> **DATA SUPPLIED**
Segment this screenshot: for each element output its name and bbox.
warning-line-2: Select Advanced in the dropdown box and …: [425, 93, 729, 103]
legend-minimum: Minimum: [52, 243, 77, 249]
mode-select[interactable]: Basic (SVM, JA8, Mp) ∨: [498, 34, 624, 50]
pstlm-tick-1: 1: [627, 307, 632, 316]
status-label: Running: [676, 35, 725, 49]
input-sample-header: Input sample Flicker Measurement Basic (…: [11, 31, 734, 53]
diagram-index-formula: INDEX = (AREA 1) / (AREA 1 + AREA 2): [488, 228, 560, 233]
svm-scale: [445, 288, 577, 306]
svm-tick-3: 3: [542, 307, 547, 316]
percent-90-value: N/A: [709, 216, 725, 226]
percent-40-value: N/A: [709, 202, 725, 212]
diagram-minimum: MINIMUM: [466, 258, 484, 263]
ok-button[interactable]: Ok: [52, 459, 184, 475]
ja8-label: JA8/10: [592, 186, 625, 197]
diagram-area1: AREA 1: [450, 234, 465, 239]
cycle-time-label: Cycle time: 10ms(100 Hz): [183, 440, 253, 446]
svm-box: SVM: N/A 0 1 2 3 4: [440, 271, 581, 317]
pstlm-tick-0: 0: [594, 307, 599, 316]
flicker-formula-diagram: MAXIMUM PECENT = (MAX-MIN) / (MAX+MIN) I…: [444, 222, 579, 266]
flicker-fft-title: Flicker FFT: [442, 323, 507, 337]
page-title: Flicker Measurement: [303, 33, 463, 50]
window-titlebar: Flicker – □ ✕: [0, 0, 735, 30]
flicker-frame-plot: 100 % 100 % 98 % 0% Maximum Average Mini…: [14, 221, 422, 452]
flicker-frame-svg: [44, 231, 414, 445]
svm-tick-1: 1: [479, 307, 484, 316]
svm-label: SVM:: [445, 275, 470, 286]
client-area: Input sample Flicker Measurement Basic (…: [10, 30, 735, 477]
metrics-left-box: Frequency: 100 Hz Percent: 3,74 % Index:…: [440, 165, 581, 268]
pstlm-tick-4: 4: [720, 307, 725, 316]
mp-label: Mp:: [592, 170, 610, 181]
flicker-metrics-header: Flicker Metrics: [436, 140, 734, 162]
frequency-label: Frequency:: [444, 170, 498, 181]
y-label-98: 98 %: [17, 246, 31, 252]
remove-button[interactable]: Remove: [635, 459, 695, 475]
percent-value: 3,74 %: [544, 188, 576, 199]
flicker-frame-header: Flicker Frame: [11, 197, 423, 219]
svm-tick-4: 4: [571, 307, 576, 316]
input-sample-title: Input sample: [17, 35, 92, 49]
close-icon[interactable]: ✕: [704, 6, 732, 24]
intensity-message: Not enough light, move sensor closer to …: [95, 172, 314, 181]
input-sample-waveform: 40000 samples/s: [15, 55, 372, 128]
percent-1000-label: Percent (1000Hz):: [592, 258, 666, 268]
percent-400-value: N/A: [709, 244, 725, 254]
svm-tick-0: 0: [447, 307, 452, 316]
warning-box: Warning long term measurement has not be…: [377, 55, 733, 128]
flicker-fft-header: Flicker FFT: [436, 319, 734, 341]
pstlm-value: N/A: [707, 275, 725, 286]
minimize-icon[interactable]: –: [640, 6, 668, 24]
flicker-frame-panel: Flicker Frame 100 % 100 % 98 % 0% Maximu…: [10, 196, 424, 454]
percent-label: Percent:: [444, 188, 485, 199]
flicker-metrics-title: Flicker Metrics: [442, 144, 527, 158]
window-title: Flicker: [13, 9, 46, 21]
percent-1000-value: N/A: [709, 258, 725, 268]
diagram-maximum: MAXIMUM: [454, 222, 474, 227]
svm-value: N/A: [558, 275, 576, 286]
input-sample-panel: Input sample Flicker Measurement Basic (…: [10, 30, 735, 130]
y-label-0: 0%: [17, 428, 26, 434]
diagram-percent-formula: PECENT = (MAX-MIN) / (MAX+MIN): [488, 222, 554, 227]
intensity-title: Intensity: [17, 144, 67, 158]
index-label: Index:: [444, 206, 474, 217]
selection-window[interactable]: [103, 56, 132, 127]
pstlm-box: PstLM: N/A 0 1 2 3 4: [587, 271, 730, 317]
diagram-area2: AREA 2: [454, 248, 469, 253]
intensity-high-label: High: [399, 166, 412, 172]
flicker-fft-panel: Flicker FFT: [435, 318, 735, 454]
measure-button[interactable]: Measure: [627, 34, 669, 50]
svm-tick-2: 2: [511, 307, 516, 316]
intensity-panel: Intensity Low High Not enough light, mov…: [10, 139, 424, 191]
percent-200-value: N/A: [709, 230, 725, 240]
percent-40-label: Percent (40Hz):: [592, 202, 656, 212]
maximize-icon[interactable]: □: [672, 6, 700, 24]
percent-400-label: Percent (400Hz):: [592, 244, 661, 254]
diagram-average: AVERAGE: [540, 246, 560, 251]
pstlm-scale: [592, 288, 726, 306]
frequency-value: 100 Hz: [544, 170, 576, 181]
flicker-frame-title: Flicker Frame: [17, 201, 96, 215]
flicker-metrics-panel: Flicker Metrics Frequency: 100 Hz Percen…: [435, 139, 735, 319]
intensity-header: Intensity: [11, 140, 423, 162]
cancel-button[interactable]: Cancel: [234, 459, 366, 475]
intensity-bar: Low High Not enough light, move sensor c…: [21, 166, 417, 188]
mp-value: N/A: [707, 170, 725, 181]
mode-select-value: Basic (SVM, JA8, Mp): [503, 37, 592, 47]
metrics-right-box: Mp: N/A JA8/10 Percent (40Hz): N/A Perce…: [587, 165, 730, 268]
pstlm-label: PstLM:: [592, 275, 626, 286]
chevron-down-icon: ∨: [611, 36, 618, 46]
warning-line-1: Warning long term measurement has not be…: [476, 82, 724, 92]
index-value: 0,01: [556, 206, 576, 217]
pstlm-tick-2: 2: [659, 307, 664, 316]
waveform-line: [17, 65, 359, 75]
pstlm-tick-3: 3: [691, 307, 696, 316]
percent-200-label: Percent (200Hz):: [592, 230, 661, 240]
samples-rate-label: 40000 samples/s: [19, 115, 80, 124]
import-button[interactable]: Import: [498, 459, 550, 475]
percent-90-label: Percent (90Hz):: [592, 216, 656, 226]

> **WRITTEN REQUEST**
Return each line of the data above that contains the string "formula".

> **TASK RESULT**
diagram-index-formula: INDEX = (AREA 1) / (AREA 1 + AREA 2): [488, 228, 560, 233]
flicker-formula-diagram: MAXIMUM PECENT = (MAX-MIN) / (MAX+MIN) I…: [444, 222, 579, 266]
diagram-percent-formula: PECENT = (MAX-MIN) / (MAX+MIN): [488, 222, 554, 227]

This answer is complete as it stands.